Description of the task >> Output all of the entries exactly as written.

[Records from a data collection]
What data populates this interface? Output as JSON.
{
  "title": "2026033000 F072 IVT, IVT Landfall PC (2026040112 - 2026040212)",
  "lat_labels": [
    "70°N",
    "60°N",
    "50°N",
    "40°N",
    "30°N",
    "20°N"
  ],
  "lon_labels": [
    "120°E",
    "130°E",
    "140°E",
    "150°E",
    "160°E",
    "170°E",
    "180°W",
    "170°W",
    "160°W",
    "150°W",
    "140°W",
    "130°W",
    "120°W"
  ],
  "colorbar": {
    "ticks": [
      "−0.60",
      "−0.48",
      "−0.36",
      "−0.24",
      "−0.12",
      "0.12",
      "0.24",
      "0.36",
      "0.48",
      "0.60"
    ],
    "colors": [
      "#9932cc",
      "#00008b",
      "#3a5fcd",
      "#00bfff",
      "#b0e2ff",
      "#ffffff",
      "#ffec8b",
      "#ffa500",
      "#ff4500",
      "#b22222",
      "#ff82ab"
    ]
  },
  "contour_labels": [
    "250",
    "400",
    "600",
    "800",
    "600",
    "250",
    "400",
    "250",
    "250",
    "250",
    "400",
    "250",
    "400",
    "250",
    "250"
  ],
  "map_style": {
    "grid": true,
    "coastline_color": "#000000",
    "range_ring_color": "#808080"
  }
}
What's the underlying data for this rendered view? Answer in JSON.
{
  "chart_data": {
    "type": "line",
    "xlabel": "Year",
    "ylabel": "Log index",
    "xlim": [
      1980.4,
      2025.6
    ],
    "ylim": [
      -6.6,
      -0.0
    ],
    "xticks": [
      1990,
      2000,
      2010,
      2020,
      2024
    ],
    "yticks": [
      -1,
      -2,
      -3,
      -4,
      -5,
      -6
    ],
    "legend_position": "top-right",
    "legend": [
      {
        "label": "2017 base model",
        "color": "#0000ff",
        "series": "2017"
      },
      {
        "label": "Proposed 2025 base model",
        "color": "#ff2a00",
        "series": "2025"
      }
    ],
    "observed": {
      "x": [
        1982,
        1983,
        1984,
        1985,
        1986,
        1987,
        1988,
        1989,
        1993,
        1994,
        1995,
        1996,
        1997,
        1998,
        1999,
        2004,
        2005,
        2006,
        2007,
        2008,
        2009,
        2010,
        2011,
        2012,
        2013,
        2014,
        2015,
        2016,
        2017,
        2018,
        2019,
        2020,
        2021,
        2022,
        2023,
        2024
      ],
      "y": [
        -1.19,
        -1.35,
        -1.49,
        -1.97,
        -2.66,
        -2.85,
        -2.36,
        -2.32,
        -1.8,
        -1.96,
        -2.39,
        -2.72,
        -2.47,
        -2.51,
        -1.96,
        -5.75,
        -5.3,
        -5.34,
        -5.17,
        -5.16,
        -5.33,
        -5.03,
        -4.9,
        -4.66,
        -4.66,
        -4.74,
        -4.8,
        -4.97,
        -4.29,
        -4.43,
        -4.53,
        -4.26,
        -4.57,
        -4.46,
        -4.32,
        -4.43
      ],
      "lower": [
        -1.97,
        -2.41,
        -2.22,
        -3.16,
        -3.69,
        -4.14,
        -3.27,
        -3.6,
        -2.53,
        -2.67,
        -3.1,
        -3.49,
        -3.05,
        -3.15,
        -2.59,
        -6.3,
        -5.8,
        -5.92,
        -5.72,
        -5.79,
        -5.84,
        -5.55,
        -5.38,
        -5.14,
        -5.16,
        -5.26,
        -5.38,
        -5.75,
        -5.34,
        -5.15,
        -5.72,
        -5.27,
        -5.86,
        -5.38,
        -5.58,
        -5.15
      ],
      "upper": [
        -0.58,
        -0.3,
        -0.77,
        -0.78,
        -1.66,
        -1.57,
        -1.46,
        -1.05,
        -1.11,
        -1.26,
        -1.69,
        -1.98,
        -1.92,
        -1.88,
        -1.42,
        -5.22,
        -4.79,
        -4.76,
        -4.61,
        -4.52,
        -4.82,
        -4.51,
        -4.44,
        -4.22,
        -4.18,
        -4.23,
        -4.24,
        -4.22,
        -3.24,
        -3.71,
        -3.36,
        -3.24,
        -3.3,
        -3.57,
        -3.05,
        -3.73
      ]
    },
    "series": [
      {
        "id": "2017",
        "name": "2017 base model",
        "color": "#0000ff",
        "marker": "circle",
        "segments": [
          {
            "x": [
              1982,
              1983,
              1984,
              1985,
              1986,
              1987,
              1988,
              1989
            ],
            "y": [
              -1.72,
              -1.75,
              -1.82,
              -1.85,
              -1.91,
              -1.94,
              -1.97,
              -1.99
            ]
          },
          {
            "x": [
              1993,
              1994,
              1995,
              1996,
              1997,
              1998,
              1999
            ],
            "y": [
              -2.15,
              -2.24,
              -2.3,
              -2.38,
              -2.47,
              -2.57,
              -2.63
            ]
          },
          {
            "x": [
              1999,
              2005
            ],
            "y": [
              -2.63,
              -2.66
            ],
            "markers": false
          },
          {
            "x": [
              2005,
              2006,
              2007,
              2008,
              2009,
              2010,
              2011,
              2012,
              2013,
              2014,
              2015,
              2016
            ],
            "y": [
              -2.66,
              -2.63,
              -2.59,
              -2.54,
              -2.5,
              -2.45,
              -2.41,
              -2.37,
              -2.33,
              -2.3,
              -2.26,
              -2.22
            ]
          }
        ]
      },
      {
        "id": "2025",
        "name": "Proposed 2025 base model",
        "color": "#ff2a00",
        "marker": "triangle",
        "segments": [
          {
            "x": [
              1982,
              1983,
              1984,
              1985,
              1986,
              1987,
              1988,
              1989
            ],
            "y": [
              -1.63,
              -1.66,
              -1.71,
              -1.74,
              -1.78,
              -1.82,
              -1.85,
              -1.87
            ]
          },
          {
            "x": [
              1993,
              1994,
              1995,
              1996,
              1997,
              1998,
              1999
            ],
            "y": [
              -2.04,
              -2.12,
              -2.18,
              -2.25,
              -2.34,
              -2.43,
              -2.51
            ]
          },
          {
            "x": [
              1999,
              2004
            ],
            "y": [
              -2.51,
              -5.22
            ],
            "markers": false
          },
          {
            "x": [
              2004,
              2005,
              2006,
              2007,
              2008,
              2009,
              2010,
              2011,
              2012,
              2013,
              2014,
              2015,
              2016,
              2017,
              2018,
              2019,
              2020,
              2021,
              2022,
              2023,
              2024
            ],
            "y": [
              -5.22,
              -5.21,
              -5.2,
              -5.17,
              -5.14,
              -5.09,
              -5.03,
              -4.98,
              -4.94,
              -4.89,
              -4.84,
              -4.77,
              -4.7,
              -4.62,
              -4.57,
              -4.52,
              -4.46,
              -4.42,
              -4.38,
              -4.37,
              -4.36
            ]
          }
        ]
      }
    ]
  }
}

Final result >>
What data populates this interface? Output as JSON.
{
  "title": "2026033000 F072 IVT, IVT Landfall PC (2026040112 - 2026040212)",
  "lat_labels": [
    "70°N",
    "60°N",
    "50°N",
    "40°N",
    "30°N",
    "20°N"
  ],
  "lon_labels": [
    "120°E",
    "130°E",
    "140°E",
    "150°E",
    "160°E",
    "170°E",
    "180°W",
    "170°W",
    "160°W",
    "150°W",
    "140°W",
    "130°W",
    "120°W"
  ],
  "colorbar": {
    "ticks": [
      "−0.60",
      "−0.48",
      "−0.36",
      "−0.24",
      "−0.12",
      "0.12",
      "0.24",
      "0.36",
      "0.48",
      "0.60"
    ],
    "colors": [
      "#9932cc",
      "#00008b",
      "#3a5fcd",
      "#00bfff",
      "#b0e2ff",
      "#ffffff",
      "#ffec8b",
      "#ffa500",
      "#ff4500",
      "#b22222",
      "#ff82ab"
    ]
  },
  "contour_labels": [
    "250",
    "400",
    "600",
    "800",
    "600",
    "250",
    "400",
    "250",
    "250",
    "250",
    "400",
    "250",
    "400",
    "250",
    "250"
  ],
  "map_style": {
    "grid": true,
    "coastline_color": "#000000",
    "range_ring_color": "#808080"
  }
}
What's the underlying data for this rendered view? Answer in JSON.
{
  "chart_data": {
    "type": "line",
    "xlabel": "Year",
    "ylabel": "Log index",
    "xlim": [
      1980.4,
      2025.6
    ],
    "ylim": [
      -6.6,
      -0.0
    ],
    "xticks": [
      1990,
      2000,
      2010,
      2020,
      2024
    ],
    "yticks": [
      -1,
      -2,
      -3,
      -4,
      -5,
      -6
    ],
    "legend_position": "top-right",
    "legend": [
      {
        "label": "2017 base model",
        "color": "#0000ff",
        "series": "2017"
      },
      {
        "label": "Proposed 2025 base model",
        "color": "#ff2a00",
        "series": "2025"
      }
    ],
    "observed": {
      "x": [
        1982,
        1983,
        1984,
        1985,
        1986,
        1987,
        1988,
        1989,
        1993,
        1994,
        1995,
        1996,
        1997,
        1998,
        1999,
        2004,
        2005,
        2006,
        2007,
        2008,
        2009,
        2010,
        2011,
        2012,
        2013,
        2014,
        2015,
        2016,
        2017,
        2018,
        2019,
        2020,
        2021,
        2022,
        2023,
        2024
      ],
      "y": [
        -1.19,
        -1.35,
        -1.49,
        -1.97,
        -2.66,
        -2.85,
        -2.36,
        -2.32,
        -1.8,
        -1.96,
        -2.39,
        -2.72,
        -2.47,
        -2.51,
        -1.96,
        -5.75,
        -5.3,
        -5.34,
        -5.17,
        -5.16,
        -5.33,
        -5.03,
        -4.9,
        -4.66,
        -4.66,
        -4.74,
        -4.8,
        -4.97,
        -4.29,
        -4.43,
        -4.53,
        -4.26,
        -4.57,
        -4.46,
        -4.32,
        -4.43
      ],
      "lower": [
        -1.97,
        -2.41,
        -2.22,
        -3.16,
        -3.69,
        -4.14,
        -3.27,
        -3.6,
        -2.53,
        -2.67,
        -3.1,
        -3.49,
        -3.05,
        -3.15,
        -2.59,
        -6.3,
        -5.8,
        -5.92,
        -5.72,
        -5.79,
        -5.84,
        -5.55,
        -5.38,
        -5.14,
        -5.16,
        -5.26,
        -5.38,
        -5.75,
        -5.34,
        -5.15,
        -5.72,
        -5.27,
        -5.86,
        -5.38,
        -5.58,
        -5.15
      ],
      "upper": [
        -0.58,
        -0.3,
        -0.77,
        -0.78,
        -1.66,
        -1.57,
        -1.46,
        -1.05,
        -1.11,
        -1.26,
        -1.69,
        -1.98,
        -1.92,
        -1.88,
        -1.42,
        -5.22,
        -4.79,
        -4.76,
        -4.61,
        -4.52,
        -4.82,
        -4.51,
        -4.44,
        -4.22,
        -4.18,
        -4.23,
        -4.24,
        -4.22,
        -3.24,
        -3.71,
        -3.36,
        -3.24,
        -3.3,
        -3.57,
        -3.05,
        -3.73
      ]
    },
    "series": [
      {
        "id": "2017",
        "name": "2017 base model",
        "color": "#0000ff",
        "marker": "circle",
        "segments": [
          {
            "x": [
              1982,
              1983,
              1984,
              1985,
              1986,
              1987,
              1988,
              1989
            ],
            "y": [
              -1.72,
              -1.75,
              -1.82,
              -1.85,
              -1.91,
              -1.94,
              -1.97,
              -1.99
            ]
          },
          {
            "x": [
              1993,
              1994,
              1995,
              1996,
              1997,
              1998,
              1999
            ],
            "y": [
              -2.15,
              -2.24,
              -2.3,
              -2.38,
              -2.47,
              -2.57,
              -2.63
            ]
          },
          {
            "x": [
              1999,
              2005
            ],
            "y": [
              -2.63,
              -2.66
            ],
            "markers": false
          },
          {
            "x": [
              2005,
              2006,
              2007,
              2008,
              2009,
              2010,
              2011,
              2012,
              2013,
              2014,
              2015,
              2016
            ],
            "y": [
              -2.66,
              -2.63,
              -2.59,
              -2.54,
              -2.5,
              -2.45,
              -2.41,
              -2.37,
              -2.33,
              -2.3,
              -2.26,
              -2.22
            ]
          }
        ]
      },
      {
        "id": "2025",
        "name": "Proposed 2025 base model",
        "color": "#ff2a00",
        "marker": "triangle",
        "segments": [
          {
            "x": [
              1982,
              1983,
              1984,
              1985,
              1986,
              1987,
              1988,
              1989
            ],
            "y": [
              -1.63,
              -1.66,
              -1.71,
              -1.74,
              -1.78,
              -1.82,
              -1.85,
              -1.87
            ]
          },
          {
            "x": [
              1993,
              1994,
              1995,
              1996,
              1997,
              1998,
              1999
            ],
            "y": [
              -2.04,
              -2.12,
              -2.18,
              -2.25,
              -2.34,
              -2.43,
              -2.51
            ]
          },
          {
            "x": [
              1999,
              2004
            ],
            "y": [
              -2.51,
              -5.22
            ],
            "markers": false
          },
          {
            "x": [
              2004,
              2005,
              2006,
              2007,
              2008,
              2009,
              2010,
              2011,
              2012,
              2013,
              2014,
              2015,
              2016,
              2017,
              2018,
              2019,
              2020,
              2021,
              2022,
              2023,
              2024
            ],
            "y": [
              -5.22,
              -5.21,
              -5.2,
              -5.17,
              -5.14,
              -5.09,
              -5.03,
              -4.98,
              -4.94,
              -4.89,
              -4.84,
              -4.77,
              -4.7,
              -4.62,
              -4.57,
              -4.52,
              -4.46,
              -4.42,
              -4.38,
              -4.37,
              -4.36
            ]
          }
        ]
      }
    ]
  }
}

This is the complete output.